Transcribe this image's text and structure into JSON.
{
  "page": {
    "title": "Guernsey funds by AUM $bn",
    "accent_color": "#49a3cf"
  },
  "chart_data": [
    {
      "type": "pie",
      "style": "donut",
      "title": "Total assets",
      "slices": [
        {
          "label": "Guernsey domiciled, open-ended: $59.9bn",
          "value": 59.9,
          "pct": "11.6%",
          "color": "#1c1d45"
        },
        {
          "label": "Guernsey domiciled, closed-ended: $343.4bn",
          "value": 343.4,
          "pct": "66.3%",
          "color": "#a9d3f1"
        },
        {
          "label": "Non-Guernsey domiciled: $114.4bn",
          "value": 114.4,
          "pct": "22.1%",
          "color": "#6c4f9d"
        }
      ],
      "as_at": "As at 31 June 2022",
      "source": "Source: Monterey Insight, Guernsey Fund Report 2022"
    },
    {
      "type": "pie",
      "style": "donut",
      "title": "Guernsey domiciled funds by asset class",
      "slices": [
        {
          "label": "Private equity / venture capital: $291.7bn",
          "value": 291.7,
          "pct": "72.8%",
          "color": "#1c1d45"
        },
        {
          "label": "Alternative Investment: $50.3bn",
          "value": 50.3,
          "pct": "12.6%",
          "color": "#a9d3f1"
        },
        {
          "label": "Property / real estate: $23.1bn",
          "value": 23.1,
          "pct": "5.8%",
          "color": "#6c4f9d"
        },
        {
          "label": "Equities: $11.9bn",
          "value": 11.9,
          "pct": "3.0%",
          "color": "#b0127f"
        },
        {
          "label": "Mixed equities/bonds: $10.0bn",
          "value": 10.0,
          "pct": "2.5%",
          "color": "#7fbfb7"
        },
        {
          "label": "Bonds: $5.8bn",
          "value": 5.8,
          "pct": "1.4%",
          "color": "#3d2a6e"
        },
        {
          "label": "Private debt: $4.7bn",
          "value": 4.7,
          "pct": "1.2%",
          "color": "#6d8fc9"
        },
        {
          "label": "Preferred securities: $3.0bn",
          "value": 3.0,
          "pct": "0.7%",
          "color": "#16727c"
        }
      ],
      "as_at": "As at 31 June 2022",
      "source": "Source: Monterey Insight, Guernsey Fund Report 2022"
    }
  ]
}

┄┄┄┄┄┄┄┄┄┄┄┄┄┄┄┄┄┄┄┄

Task to complete - Only the number should be given: how many lines of the data contain the word "Guernsey"?

Worked answer - 7